== RECORDS FOR THIS EXERCISE ==
.....

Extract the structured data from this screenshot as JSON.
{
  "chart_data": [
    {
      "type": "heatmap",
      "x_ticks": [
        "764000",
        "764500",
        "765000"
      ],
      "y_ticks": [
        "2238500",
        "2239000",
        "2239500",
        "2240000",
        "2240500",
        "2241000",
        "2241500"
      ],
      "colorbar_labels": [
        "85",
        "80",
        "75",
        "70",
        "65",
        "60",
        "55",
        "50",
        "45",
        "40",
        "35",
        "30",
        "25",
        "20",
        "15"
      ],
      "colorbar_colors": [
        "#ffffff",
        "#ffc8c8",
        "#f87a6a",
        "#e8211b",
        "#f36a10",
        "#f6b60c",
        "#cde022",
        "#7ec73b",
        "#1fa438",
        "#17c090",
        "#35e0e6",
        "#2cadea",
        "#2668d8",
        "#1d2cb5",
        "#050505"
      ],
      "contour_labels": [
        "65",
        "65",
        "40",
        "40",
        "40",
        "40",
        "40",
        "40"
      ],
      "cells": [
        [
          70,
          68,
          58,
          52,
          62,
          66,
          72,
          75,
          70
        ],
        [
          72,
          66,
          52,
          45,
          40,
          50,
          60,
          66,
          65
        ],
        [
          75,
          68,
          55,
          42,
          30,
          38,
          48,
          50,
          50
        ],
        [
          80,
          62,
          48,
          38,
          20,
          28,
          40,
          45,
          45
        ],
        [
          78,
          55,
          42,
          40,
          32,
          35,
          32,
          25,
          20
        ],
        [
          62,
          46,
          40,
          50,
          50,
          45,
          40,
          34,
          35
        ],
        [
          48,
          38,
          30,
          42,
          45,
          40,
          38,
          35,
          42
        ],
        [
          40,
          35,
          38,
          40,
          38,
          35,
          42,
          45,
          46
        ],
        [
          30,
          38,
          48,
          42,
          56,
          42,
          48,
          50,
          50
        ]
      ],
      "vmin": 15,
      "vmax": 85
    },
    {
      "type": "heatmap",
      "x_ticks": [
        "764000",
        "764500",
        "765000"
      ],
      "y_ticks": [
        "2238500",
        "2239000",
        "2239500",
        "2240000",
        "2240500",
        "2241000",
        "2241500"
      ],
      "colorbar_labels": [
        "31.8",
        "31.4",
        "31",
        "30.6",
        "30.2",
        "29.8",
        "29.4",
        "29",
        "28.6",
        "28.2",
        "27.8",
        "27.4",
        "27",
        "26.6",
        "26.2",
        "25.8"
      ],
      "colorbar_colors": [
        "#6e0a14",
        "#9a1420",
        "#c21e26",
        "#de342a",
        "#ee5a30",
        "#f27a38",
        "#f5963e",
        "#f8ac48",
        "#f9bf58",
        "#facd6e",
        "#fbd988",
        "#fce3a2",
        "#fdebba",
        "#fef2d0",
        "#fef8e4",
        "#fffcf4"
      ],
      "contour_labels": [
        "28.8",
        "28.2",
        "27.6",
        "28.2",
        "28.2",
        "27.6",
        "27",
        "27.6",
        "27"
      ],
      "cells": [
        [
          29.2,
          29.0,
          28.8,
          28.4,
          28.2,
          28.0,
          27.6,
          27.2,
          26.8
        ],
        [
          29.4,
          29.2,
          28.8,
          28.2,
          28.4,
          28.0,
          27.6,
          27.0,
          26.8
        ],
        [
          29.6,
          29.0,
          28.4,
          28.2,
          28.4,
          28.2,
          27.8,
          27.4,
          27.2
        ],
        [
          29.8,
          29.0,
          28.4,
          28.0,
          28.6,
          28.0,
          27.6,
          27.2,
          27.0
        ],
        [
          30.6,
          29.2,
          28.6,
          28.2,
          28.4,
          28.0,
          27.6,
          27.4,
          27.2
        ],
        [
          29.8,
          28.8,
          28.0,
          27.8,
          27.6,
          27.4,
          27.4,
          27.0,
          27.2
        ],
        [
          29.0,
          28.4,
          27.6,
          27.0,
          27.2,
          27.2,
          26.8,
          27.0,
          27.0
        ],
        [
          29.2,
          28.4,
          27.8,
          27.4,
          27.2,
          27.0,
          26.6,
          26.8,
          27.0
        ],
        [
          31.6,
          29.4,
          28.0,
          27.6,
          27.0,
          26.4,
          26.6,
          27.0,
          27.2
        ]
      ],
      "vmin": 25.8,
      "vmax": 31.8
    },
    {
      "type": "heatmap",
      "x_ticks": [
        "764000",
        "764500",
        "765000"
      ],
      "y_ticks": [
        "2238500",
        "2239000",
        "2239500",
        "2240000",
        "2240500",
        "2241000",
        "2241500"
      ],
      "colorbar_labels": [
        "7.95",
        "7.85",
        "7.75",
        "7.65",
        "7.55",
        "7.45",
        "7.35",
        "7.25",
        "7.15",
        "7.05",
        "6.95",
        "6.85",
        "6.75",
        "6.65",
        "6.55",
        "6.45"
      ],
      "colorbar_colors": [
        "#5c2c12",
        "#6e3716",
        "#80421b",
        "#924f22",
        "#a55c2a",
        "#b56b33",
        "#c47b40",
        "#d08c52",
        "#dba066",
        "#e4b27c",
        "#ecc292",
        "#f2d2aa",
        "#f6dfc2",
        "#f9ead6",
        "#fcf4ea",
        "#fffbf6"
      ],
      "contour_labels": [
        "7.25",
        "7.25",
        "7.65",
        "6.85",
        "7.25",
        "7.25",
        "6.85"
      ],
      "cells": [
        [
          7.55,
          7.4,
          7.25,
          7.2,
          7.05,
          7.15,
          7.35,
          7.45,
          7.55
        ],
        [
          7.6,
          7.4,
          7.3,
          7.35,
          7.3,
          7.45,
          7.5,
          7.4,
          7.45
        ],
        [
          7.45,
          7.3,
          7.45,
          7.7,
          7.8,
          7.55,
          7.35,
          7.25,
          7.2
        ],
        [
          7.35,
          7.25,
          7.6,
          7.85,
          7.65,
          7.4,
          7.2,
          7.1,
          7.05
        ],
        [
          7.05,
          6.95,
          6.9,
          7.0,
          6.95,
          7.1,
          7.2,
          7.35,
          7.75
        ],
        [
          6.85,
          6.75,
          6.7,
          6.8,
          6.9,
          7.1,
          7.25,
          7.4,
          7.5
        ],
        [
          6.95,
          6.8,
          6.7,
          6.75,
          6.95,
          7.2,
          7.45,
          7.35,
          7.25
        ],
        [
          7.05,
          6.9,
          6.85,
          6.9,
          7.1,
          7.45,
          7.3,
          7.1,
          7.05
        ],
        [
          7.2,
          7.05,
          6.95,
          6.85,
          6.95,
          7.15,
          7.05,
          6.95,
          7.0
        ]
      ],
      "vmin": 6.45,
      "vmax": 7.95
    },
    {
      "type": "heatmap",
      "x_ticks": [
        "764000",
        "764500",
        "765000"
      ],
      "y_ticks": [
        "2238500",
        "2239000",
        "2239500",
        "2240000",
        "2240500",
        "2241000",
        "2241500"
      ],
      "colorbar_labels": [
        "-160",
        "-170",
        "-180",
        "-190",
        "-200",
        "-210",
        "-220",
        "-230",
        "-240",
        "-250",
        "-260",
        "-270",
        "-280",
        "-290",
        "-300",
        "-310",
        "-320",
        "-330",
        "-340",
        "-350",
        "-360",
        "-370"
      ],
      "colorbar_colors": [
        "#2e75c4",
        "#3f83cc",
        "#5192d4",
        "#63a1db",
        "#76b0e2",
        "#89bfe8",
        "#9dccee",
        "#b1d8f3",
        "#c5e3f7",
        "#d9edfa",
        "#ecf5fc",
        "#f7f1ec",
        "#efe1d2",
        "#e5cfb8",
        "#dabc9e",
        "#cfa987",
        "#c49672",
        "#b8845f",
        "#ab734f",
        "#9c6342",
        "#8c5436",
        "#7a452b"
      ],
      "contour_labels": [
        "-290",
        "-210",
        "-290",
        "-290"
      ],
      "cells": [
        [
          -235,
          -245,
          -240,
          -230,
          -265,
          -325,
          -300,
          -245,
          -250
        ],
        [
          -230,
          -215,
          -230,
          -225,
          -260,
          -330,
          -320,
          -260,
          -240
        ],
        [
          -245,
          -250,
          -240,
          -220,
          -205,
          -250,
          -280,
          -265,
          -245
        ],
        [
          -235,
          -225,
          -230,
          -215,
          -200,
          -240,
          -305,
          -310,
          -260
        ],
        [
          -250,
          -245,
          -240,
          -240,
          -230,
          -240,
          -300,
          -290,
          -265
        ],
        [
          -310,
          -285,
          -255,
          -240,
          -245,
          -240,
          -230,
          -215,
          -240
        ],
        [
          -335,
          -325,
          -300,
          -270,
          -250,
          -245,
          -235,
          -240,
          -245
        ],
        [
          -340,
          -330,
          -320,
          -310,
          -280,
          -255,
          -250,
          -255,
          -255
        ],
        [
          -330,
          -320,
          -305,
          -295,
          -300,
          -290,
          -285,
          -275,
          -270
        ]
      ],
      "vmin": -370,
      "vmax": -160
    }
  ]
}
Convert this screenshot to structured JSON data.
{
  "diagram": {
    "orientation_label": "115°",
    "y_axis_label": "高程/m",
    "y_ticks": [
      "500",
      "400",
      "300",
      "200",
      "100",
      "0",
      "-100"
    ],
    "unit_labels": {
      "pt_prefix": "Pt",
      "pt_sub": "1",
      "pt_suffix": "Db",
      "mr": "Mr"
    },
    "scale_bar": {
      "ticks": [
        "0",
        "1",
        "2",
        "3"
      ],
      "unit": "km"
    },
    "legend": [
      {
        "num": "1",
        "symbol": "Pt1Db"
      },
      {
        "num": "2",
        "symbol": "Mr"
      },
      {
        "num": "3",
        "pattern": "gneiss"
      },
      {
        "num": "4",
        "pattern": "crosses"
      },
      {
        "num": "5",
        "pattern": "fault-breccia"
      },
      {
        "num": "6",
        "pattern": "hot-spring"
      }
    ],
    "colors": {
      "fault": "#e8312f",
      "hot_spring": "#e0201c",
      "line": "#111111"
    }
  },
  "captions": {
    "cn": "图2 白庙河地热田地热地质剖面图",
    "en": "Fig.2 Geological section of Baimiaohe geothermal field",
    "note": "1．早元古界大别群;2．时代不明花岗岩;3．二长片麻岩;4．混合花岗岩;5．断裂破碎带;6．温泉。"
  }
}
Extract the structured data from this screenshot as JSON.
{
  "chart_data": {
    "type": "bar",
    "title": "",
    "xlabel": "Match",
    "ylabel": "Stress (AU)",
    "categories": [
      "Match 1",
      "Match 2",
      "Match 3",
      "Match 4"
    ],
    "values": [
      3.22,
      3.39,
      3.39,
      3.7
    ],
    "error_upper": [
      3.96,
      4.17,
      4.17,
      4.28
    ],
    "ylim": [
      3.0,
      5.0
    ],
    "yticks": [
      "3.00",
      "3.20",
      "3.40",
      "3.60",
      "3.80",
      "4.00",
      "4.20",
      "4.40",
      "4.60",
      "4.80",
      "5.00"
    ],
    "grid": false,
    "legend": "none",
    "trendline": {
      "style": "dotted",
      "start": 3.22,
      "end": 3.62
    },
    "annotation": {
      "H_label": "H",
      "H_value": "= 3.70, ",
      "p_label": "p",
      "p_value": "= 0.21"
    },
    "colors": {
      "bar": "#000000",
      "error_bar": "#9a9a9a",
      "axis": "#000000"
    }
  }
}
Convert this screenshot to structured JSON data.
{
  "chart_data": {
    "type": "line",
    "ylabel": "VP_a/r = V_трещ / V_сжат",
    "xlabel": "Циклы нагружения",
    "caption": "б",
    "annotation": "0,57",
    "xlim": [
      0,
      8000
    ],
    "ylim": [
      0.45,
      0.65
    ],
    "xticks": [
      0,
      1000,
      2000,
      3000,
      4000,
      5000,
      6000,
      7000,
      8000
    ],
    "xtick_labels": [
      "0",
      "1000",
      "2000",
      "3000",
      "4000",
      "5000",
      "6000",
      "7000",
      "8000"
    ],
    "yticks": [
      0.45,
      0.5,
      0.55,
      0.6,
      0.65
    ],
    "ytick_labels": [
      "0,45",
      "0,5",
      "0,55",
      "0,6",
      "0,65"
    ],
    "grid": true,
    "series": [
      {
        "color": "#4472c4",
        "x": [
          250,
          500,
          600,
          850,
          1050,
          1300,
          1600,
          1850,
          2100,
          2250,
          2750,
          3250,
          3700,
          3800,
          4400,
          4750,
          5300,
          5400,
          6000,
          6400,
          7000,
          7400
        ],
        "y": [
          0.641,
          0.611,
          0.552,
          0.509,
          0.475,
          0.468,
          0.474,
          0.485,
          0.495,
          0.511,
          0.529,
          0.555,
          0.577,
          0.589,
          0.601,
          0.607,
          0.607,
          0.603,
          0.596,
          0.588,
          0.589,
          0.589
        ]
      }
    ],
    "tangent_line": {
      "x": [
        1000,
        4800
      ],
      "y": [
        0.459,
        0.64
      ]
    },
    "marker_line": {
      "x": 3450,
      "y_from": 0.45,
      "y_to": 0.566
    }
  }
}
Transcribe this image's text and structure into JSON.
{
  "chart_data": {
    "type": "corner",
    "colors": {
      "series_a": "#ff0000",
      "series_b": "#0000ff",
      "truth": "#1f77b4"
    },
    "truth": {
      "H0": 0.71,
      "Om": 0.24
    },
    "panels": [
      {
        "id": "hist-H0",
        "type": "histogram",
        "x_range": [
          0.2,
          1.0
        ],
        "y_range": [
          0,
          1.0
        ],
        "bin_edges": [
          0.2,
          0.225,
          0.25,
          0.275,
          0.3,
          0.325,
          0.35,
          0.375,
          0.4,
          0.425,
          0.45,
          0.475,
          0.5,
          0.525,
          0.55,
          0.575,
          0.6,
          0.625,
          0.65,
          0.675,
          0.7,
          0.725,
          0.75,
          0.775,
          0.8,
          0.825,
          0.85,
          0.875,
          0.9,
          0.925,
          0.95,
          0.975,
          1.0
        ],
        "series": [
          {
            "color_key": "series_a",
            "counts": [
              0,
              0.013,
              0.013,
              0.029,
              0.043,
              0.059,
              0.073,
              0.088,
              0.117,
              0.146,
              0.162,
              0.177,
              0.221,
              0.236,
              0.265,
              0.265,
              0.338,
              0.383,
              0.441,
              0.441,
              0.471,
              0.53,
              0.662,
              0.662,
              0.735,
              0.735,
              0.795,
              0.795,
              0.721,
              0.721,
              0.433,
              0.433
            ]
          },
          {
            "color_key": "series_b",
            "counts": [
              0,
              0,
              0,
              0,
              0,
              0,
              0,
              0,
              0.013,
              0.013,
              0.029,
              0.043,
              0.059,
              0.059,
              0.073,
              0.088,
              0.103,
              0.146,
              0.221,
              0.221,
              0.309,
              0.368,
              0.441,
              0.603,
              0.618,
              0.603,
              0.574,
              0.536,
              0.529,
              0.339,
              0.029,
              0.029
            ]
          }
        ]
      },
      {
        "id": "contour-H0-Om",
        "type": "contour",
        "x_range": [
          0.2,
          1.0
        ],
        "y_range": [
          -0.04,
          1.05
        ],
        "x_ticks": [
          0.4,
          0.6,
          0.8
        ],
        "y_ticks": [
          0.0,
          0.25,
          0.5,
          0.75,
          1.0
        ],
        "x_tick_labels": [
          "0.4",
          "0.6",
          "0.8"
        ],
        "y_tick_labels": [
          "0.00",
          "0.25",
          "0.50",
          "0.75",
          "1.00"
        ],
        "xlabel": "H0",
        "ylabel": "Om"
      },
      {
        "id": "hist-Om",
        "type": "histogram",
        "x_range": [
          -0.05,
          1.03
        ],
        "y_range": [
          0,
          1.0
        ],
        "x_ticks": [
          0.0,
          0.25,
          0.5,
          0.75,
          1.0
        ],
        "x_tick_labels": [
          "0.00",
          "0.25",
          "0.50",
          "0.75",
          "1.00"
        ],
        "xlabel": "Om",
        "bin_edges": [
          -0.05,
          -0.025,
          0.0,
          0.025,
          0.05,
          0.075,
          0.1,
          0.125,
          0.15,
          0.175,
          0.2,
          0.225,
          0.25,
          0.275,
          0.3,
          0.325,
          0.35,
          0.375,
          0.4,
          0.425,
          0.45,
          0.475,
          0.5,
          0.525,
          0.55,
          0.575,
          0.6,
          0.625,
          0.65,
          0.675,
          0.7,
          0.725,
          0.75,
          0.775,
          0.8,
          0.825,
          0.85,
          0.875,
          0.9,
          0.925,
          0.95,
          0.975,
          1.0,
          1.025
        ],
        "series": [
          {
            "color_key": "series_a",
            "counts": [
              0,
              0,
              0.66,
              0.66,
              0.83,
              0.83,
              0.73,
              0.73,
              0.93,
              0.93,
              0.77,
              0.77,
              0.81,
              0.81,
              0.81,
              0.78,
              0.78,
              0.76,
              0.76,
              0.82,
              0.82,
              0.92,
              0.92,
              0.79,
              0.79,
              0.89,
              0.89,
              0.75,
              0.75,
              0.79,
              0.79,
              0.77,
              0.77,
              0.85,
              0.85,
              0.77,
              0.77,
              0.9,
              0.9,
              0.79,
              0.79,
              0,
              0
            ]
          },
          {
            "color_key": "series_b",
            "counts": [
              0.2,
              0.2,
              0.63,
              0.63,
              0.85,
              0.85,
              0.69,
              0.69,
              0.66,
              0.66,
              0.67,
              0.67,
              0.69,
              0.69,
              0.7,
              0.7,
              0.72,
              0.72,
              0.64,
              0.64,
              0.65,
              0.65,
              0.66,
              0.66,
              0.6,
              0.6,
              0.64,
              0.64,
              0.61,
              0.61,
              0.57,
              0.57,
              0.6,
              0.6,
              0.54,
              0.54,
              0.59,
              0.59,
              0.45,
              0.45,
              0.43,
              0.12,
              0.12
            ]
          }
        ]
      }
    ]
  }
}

.....

== GOAL OF THE EXERCISE ==
Show the lines of the records that contain the word "fault".

== TASK OUTPUT ==
        "pattern": "fault-breccia"
      "fault": "#e8312f",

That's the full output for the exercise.